» **What to do**:
For every line in the data below that contains "Herbert", copy the line.

» **Stored rows**:
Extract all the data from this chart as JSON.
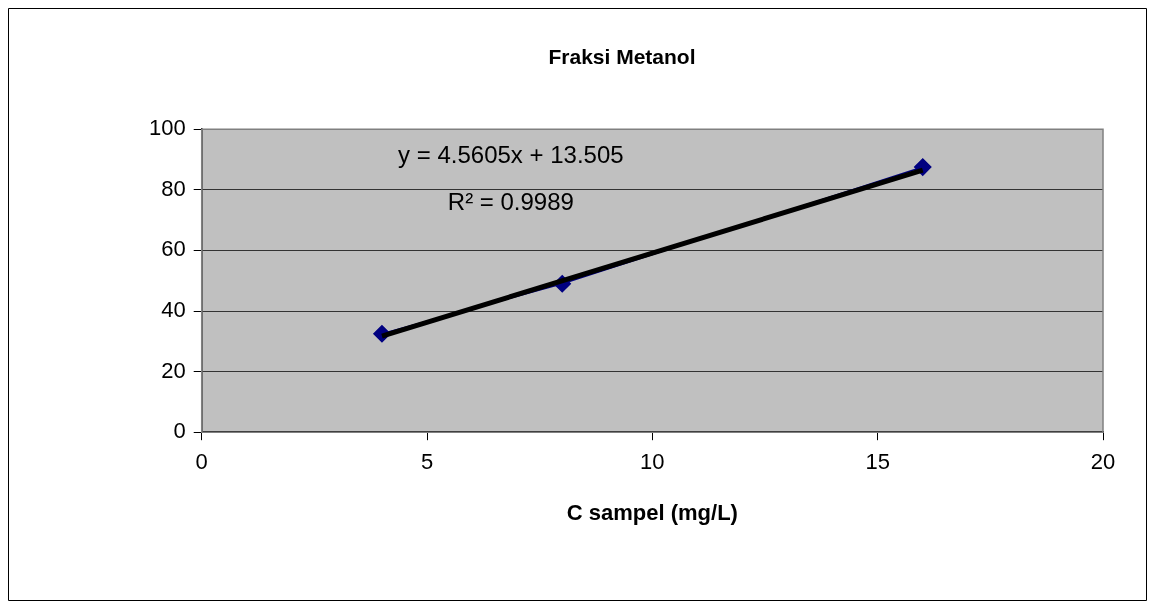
{
  "chart_data": {
    "type": "line",
    "title": "Fraksi Metanol",
    "xlabel": "C sampel (mg/L)",
    "series": [
      {
        "x": [
          4,
          8,
          16
        ],
        "values": [
          32.5,
          49,
          87.5
        ],
        "color": "#000080",
        "marker": "diamond"
      },
      {
        "x": [
          4,
          16
        ],
        "values": [
          31.7,
          86.5
        ],
        "color": "#000000",
        "marker": "none"
      }
    ],
    "xlim": [
      0,
      20
    ],
    "xticks": [
      0,
      5,
      10,
      15,
      20
    ],
    "ylim": [
      0,
      100
    ],
    "yticks": [
      0,
      20,
      40,
      60,
      80,
      100
    ],
    "grid": "y",
    "legend": false,
    "annotations": [
      "y = 4.5605x + 13.505",
      "R² = 0.9989"
    ]
  }
}
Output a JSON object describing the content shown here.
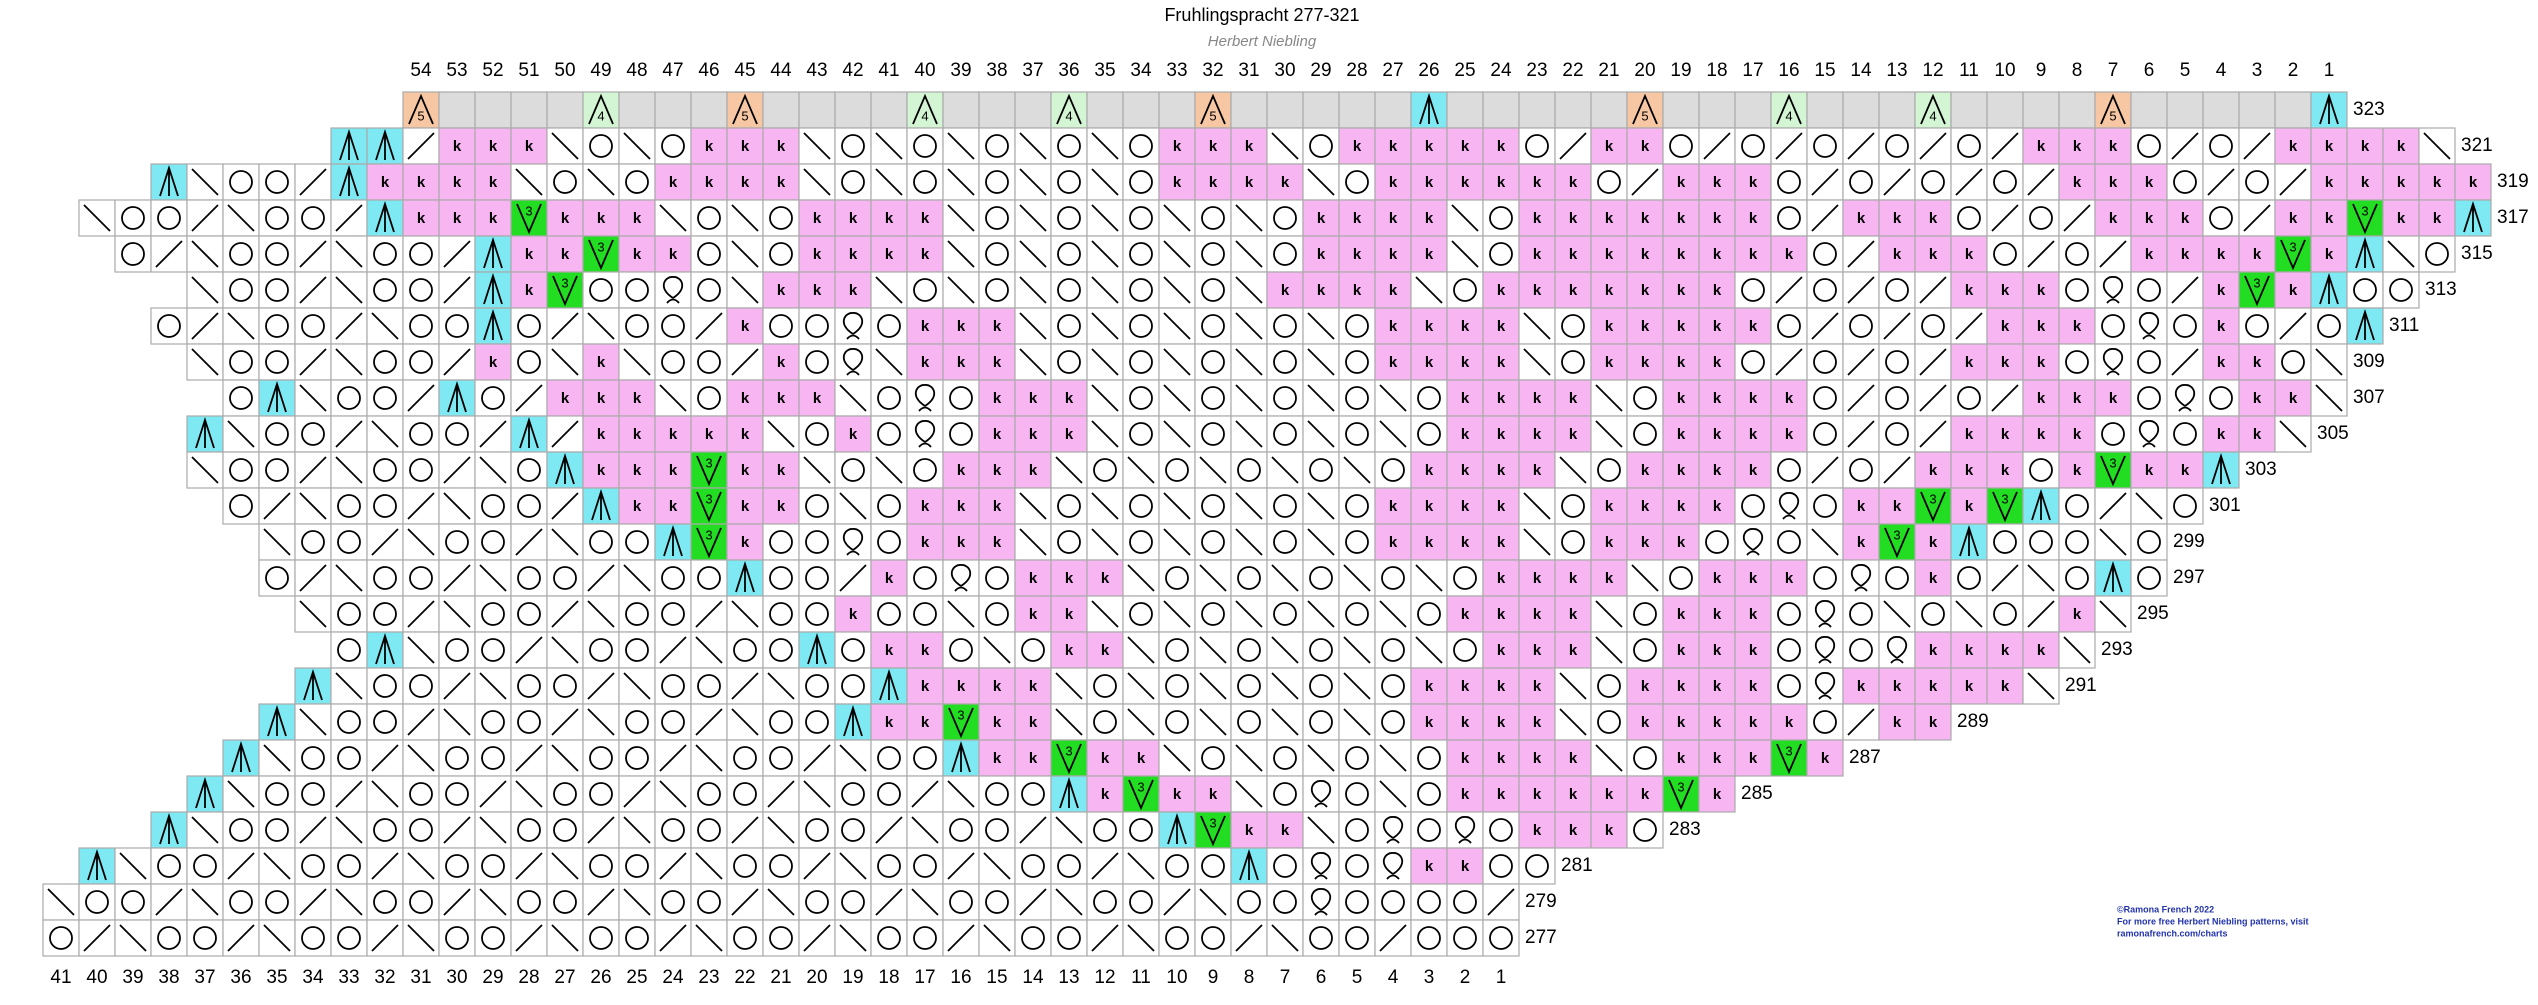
{
  "title": "Fruhlingspracht 277-321",
  "author": "Herbert Niebling",
  "top_columns": [
    54,
    53,
    52,
    51,
    50,
    49,
    48,
    47,
    46,
    45,
    44,
    43,
    42,
    41,
    40,
    39,
    38,
    37,
    36,
    35,
    34,
    33,
    32,
    31,
    30,
    29,
    28,
    27,
    26,
    25,
    24,
    23,
    22,
    21,
    20,
    19,
    18,
    17,
    16,
    15,
    14,
    13,
    12,
    11,
    10,
    9,
    8,
    7,
    6,
    5,
    4,
    3,
    2,
    1
  ],
  "bottom_columns": [
    41,
    40,
    39,
    38,
    37,
    36,
    35,
    34,
    33,
    32,
    31,
    30,
    29,
    28,
    27,
    26,
    25,
    24,
    23,
    22,
    21,
    20,
    19,
    18,
    17,
    16,
    15,
    14,
    13,
    12,
    11,
    10,
    9,
    8,
    7,
    6,
    5,
    4,
    3,
    2,
    1
  ],
  "rows": [
    {
      "label": 323,
      "cells": "5....4...5....4...4...5.....A.....5...4...4....5.....A"
    },
    {
      "label": 321,
      "cells": "AARkkkLoLokkkLoLoLoLoLokkkLokkkkkoRkkoRoRoRoRoRkkkoRoRkkkkL"
    },
    {
      "label": 319,
      "cells": "ALooRAkkkkLoLokkkkLoLoLoLoLokkkkLokkkkkkoRkkkoRoRoRoRkkkoRoRkkkkk"
    },
    {
      "label": 317,
      "cells": "LooRLooRAkkk3kkkLoLokkkkLoLoLoLoLokkkkLokkkkkkkoRkkkoRoRkkkoRkk3kkA"
    },
    {
      "label": 315,
      "cells": "oRLooRLooRAkk3kkoLokkkkLoLoLoLoLokkkkLokkkkkkkkoRkkkoRoRkkkk3kALo"
    },
    {
      "label": 313,
      "cells": "LooRLooRAk3ooqoLkkkLoLoLoLoLoLkkkkLokkkkkkkoRoRoRkkkoqoRk3kAoo"
    },
    {
      "label": 311,
      "cells": "oRLooRLooAoRLooRkooqokkkLoLoLoLoLokkkkLokkkkkoRoRoRkkkoqokoRoA"
    },
    {
      "label": 309,
      "cells": "LooRLooRkoLkLooRkoqLkkkLoLoLoLoLokkkkLokkkkoRoRoRkkkoqoRkkoL"
    },
    {
      "label": 307,
      "cells": "oALooRAoRkkkLokkkLoqokkkLoLoLoLoLokkkkLokkkkoRoRoRkkkoqokkL"
    },
    {
      "label": 305,
      "cells": "ALooRLooRARkkkkkLokoqokkkLoLoLoLoLokkkkLokkkkoRoRkkkkoqokkL"
    },
    {
      "label": 303,
      "cells": "LooRLooRLoAkkk3kkLoLokkkLoLoLoLoLokkkkLokkkkoRoRkkkok3kkA"
    },
    {
      "label": 301,
      "cells": "oRLooRLooRAkk3kkoLokkkLoLoLoLoLokkkkLokkkkoqokk3k3AoRLo"
    },
    {
      "label": 299,
      "cells": "LooRLooRLooA3kooqokkkLoLoLoLoLokkkkLokkkoqoLk3kAoooLo"
    },
    {
      "label": 297,
      "cells": "oRLooRLooRLooAooRkoqokkkLoLoLoLoLokkkkLokkkoqokoRLoAo"
    },
    {
      "label": 295,
      "cells": "LooRLooRLooRLookooLokkLoLoLoLoLokkkkLokkkoqoLoLoRkL"
    },
    {
      "label": 293,
      "cells": "oALooRLooRLooAokkoLokkLoLoLoLoLokkkLokkkoqoqkkkkL"
    },
    {
      "label": 291,
      "cells": "ALooRLooRLooRLooAkkkkLoLoLoLoLokkkkLokkkkoqkkkkkL"
    },
    {
      "label": 289,
      "cells": "ALooRLooRLooRLooAkk3kkLoLoLoLoLokkkkLokkkkkoRkk"
    },
    {
      "label": 287,
      "cells": "ALooRLooRLooRLooRLooAkk3kkLoLoLoLokkkkLokkk3k"
    },
    {
      "label": 285,
      "cells": "ALooRLooRLooRLooRLooRLooAk3kkLoqoLokkkkkk3k"
    },
    {
      "label": 283,
      "cells": "ALooRLooRLooRLooRLooRLooRLooA3kkLoqoqokkko"
    },
    {
      "label": 281,
      "cells": "ALooRLooRLooRLooRLooRLooRLooRLooAoqoqkkoo"
    },
    {
      "label": 279,
      "cells": "LooRLooRLooRLooRLooRLooRLooRLooRLooqooooR"
    },
    {
      "label": 277,
      "cells": "oRLooRLooRLooRLooRLooRLooRLooRLooRLooRooo"
    }
  ],
  "credits": [
    "©Ramona French 2022",
    "For more free Herbert Niebling patterns, visit",
    "ramonafrench.com/charts"
  ]
}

» **Exercise output**:
  "author": "Herbert Niebling",
    "For more free Herbert Niebling patterns, visit",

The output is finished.